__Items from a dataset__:

::::

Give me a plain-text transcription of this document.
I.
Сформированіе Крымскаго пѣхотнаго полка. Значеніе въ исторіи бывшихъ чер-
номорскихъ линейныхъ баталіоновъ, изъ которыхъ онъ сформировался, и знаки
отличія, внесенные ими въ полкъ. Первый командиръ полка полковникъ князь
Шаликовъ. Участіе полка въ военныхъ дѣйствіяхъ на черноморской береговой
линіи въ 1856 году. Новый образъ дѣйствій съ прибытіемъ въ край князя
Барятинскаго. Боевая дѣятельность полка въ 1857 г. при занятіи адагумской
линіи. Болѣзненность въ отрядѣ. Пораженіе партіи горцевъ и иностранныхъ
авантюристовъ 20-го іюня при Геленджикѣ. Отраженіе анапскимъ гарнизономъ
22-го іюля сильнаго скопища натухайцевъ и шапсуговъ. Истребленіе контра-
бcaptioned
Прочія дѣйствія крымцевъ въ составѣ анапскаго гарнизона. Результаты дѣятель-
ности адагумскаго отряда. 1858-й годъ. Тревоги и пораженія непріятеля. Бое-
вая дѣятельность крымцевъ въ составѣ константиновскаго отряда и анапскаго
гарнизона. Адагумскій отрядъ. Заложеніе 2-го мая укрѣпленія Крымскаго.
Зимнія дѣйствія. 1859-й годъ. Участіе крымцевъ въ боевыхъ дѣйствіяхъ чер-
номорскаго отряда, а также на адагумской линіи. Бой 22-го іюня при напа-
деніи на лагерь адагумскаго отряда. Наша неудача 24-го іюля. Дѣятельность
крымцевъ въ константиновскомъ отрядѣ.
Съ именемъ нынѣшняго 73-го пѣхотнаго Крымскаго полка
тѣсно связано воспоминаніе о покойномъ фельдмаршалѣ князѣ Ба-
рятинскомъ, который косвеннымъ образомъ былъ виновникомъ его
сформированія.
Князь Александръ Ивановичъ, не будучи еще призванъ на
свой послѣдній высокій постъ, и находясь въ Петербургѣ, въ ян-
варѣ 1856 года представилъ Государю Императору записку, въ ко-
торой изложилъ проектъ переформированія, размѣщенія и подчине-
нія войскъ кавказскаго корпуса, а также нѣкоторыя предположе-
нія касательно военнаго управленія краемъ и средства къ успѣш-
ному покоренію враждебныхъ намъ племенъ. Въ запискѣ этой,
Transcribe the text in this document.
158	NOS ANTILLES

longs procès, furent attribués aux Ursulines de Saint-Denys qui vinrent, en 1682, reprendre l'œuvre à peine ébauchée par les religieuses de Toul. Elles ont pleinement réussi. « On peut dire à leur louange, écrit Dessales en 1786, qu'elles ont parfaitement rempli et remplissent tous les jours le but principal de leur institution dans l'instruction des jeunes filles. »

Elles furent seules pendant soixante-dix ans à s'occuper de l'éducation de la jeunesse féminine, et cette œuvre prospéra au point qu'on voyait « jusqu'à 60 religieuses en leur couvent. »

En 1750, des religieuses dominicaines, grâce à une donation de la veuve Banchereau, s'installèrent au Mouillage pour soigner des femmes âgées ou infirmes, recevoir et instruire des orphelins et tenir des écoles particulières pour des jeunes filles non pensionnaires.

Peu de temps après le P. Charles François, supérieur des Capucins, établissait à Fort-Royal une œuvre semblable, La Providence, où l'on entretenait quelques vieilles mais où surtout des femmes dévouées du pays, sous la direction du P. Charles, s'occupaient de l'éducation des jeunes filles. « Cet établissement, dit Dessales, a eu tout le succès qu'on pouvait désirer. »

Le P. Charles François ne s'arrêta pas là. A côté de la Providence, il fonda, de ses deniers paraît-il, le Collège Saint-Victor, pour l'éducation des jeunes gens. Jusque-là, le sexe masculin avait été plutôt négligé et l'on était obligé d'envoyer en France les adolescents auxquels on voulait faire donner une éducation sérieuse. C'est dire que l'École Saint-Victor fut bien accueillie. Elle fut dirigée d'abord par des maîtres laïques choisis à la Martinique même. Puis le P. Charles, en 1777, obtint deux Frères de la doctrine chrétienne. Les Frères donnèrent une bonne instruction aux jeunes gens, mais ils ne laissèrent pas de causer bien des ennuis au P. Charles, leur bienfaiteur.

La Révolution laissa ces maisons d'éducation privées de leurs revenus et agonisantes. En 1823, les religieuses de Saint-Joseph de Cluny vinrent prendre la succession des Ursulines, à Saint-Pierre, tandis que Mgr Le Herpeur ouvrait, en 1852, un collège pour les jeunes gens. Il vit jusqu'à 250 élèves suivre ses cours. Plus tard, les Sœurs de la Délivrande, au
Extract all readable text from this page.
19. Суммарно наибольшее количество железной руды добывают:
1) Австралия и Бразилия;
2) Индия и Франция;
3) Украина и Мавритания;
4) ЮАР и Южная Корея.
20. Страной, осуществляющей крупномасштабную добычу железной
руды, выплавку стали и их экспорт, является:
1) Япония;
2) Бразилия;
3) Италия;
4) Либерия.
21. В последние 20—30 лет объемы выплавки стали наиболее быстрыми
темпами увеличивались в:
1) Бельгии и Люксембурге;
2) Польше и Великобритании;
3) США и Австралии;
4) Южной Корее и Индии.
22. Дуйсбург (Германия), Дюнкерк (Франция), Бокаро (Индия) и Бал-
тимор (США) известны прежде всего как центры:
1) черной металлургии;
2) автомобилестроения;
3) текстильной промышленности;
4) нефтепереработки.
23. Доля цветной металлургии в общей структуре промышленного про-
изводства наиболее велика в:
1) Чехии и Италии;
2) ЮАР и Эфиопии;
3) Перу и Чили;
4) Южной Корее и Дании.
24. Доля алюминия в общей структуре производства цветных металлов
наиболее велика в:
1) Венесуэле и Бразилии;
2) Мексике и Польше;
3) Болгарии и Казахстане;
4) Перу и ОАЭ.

::::

__Your instructions__:
Reproduce the records above exactly.

__Answer__:
Give me a plain-text transcription of this document.
I.
Сформированіе Крымскаго пѣхотнаго полка. Значеніе въ исторіи бывшихъ чер-
номорскихъ линейныхъ баталіоновъ, изъ которыхъ онъ сформировался, и знаки
отличія, внесенные ими въ полкъ. Первый командиръ полка полковникъ князь
Шаликовъ. Участіе полка въ военныхъ дѣйствіяхъ на черноморской береговой
линіи въ 1856 году. Новый образъ дѣйствій съ прибытіемъ въ край князя
Барятинскаго. Боевая дѣятельность полка въ 1857 г. при занятіи адагумской
линіи. Болѣзненность въ отрядѣ. Пораженіе партіи горцевъ и иностранныхъ
авантюристовъ 20-го іюня при Геленджикѣ. Отраженіе анапскимъ гарнизономъ
22-го іюля сильнаго скопища натухайцевъ и шапсуговъ. Истребленіе контра-
бcaptioned
Прочія дѣйствія крымцевъ въ составѣ анапскаго гарнизона. Результаты дѣятель-
ности адагумскаго отряда. 1858-й годъ. Тревоги и пораженія непріятеля. Бое-
вая дѣятельность крымцевъ въ составѣ константиновскаго отряда и анапскаго
гарнизона. Адагумскій отрядъ. Заложеніе 2-го мая укрѣпленія Крымскаго.
Зимнія дѣйствія. 1859-й годъ. Участіе крымцевъ въ боевыхъ дѣйствіяхъ чер-
номорскаго отряда, а также на адагумской линіи. Бой 22-го іюня при напа-
деніи на лагерь адагумскаго отряда. Наша неудача 24-го іюля. Дѣятельность
крымцевъ въ константиновскомъ отрядѣ.
Съ именемъ нынѣшняго 73-го пѣхотнаго Крымскаго полка
тѣсно связано воспоминаніе о покойномъ фельдмаршалѣ князѣ Ба-
рятинскомъ, который косвеннымъ образомъ былъ виновникомъ его
сформированія.
Князь Александръ Ивановичъ, не будучи еще призванъ на
свой послѣдній высокій постъ, и находясь въ Петербургѣ, въ ян-
варѣ 1856 года представилъ Государю Императору записку, въ ко-
торой изложилъ проектъ переформированія, размѣщенія и подчине-
нія войскъ кавказскаго корпуса, а также нѣкоторыя предположе-
нія касательно военнаго управленія краемъ и средства къ успѣш-
ному покоренію враждебныхъ намъ племенъ. Въ запискѣ этой,
Transcribe the text in this document.
158	NOS ANTILLES

longs procès, furent attribués aux Ursulines de Saint-Denys qui vinrent, en 1682, reprendre l'œuvre à peine ébauchée par les religieuses de Toul. Elles ont pleinement réussi. « On peut dire à leur louange, écrit Dessales en 1786, qu'elles ont parfaitement rempli et remplissent tous les jours le but principal de leur institution dans l'instruction des jeunes filles. »

Elles furent seules pendant soixante-dix ans à s'occuper de l'éducation de la jeunesse féminine, et cette œuvre prospéra au point qu'on voyait « jusqu'à 60 religieuses en leur couvent. »

En 1750, des religieuses dominicaines, grâce à une donation de la veuve Banchereau, s'installèrent au Mouillage pour soigner des femmes âgées ou infirmes, recevoir et instruire des orphelins et tenir des écoles particulières pour des jeunes filles non pensionnaires.

Peu de temps après le P. Charles François, supérieur des Capucins, établissait à Fort-Royal une œuvre semblable, La Providence, où l'on entretenait quelques vieilles mais où surtout des femmes dévouées du pays, sous la direction du P. Charles, s'occupaient de l'éducation des jeunes filles. « Cet établissement, dit Dessales, a eu tout le succès qu'on pouvait désirer. »

Le P. Charles François ne s'arrêta pas là. A côté de la Providence, il fonda, de ses deniers paraît-il, le Collège Saint-Victor, pour l'éducation des jeunes gens. Jusque-là, le sexe masculin avait été plutôt négligé et l'on était obligé d'envoyer en France les adolescents auxquels on voulait faire donner une éducation sérieuse. C'est dire que l'École Saint-Victor fut bien accueillie. Elle fut dirigée d'abord par des maîtres laïques choisis à la Martinique même. Puis le P. Charles, en 1777, obtint deux Frères de la doctrine chrétienne. Les Frères donnèrent une bonne instruction aux jeunes gens, mais ils ne laissèrent pas de causer bien des ennuis au P. Charles, leur bienfaiteur.

La Révolution laissa ces maisons d'éducation privées de leurs revenus et agonisantes. En 1823, les religieuses de Saint-Joseph de Cluny vinrent prendre la succession des Ursulines, à Saint-Pierre, tandis que Mgr Le Herpeur ouvrait, en 1852, un collège pour les jeunes gens. Il vit jusqu'à 250 élèves suivre ses cours. Plus tard, les Sœurs de la Délivrande, au
Extract all readable text from this page.
19. Суммарно наибольшее количество железной руды добывают:
1) Австралия и Бразилия;
2) Индия и Франция;
3) Украина и Мавритания;
4) ЮАР и Южная Корея.
20. Страной, осуществляющей крупномасштабную добычу железной
руды, выплавку стали и их экспорт, является:
1) Япония;
2) Бразилия;
3) Италия;
4) Либерия.
21. В последние 20—30 лет объемы выплавки стали наиболее быстрыми
темпами увеличивались в:
1) Бельгии и Люксембурге;
2) Польше и Великобритании;
3) США и Австралии;
4) Южной Корее и Индии.
22. Дуйсбург (Германия), Дюнкерк (Франция), Бокаро (Индия) и Бал-
тимор (США) известны прежде всего как центры:
1) черной металлургии;
2) автомобилестроения;
3) текстильной промышленности;
4) нефтепереработки.
23. Доля цветной металлургии в общей структуре промышленного про-
изводства наиболее велика в:
1) Чехии и Италии;
2) ЮАР и Эфиопии;
3) Перу и Чили;
4) Южной Корее и Дании.
24. Доля алюминия в общей структуре производства цветных металлов
наиболее велика в:
1) Венесуэле и Бразилии;
2) Мексике и Польше;
3) Болгарии и Казахстане;
4) Перу и ОАЭ.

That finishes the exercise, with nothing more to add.